- Problem to solve:
Scan the data. Collect each line that contains the word "αὐτίκα".

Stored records
---------------

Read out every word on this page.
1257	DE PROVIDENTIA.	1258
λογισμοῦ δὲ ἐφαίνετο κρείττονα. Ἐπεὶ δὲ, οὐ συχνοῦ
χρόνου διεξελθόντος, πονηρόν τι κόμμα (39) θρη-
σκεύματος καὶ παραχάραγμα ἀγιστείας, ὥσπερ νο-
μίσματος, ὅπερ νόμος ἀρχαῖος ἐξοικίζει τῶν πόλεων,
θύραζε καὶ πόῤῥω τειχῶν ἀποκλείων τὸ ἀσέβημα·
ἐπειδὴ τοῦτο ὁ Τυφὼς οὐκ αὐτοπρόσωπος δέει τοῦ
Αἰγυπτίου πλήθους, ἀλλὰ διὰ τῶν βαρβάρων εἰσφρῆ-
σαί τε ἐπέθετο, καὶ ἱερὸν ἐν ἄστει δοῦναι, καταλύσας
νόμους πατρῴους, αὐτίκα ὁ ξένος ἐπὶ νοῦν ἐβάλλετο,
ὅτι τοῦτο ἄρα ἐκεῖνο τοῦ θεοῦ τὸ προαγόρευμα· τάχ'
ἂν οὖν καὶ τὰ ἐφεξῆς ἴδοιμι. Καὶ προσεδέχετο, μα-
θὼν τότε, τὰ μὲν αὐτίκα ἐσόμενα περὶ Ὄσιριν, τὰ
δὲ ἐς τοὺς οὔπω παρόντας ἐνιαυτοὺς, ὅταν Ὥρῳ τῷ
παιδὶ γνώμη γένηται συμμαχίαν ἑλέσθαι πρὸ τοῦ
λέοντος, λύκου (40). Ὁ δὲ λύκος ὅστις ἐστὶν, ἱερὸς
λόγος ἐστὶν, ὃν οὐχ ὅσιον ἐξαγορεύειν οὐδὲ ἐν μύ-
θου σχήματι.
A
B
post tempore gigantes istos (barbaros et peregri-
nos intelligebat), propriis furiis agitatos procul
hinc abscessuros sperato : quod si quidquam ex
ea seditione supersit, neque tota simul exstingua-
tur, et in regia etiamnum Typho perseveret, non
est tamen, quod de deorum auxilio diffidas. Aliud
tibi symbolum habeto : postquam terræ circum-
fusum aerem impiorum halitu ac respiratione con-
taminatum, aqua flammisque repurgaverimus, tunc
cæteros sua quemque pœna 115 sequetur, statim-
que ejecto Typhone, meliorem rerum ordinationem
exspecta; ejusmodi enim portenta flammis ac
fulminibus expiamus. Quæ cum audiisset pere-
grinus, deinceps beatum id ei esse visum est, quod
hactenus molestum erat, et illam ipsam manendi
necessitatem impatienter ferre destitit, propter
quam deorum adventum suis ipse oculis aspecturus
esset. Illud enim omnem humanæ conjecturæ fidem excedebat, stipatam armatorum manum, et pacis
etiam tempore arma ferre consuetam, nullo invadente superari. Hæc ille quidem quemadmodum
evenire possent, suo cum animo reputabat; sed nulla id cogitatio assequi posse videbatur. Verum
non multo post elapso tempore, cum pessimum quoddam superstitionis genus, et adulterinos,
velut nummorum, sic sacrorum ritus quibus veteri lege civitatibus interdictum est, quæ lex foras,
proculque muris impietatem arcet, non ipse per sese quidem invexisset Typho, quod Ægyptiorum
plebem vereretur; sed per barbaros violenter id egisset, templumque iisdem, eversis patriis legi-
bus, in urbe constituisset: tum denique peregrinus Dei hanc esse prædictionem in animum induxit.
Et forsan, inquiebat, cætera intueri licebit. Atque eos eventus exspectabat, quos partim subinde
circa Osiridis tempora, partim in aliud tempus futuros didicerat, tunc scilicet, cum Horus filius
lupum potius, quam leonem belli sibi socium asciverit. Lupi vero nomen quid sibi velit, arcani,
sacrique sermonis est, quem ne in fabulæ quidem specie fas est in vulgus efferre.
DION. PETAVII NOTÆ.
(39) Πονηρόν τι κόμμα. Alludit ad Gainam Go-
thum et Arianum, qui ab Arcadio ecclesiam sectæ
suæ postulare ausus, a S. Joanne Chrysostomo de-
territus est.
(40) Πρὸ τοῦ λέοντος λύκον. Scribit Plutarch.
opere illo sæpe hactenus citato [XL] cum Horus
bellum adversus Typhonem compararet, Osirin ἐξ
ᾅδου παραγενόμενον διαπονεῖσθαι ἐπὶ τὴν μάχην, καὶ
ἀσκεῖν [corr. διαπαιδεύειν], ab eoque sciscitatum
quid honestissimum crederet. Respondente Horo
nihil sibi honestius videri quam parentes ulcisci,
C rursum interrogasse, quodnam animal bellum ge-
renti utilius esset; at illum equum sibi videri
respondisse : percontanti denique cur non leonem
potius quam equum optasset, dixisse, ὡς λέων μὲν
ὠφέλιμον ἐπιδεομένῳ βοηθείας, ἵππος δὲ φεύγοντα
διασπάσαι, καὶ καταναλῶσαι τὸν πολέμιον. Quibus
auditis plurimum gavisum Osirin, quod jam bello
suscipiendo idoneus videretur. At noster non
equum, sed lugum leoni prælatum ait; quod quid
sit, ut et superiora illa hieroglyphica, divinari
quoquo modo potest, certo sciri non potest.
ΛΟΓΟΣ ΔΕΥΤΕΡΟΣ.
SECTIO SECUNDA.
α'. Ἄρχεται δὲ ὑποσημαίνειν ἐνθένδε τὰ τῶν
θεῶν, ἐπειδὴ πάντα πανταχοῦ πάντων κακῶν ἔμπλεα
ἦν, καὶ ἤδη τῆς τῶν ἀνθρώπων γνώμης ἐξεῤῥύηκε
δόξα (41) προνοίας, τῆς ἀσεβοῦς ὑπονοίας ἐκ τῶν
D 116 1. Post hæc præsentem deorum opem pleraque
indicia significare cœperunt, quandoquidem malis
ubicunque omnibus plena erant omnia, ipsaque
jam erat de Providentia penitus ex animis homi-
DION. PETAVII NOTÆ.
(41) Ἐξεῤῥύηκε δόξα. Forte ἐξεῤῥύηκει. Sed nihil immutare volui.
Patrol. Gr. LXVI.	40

---------------

- Finished answer:
νόμους πατρῴους, αὐτίκα ὁ ξένος ἐπὶ νοῦν ἐβάλλετο,
θὼν τότε, τὰ μὲν αὐτίκα ἐσόμενα περὶ Ὄσιριν, τὰ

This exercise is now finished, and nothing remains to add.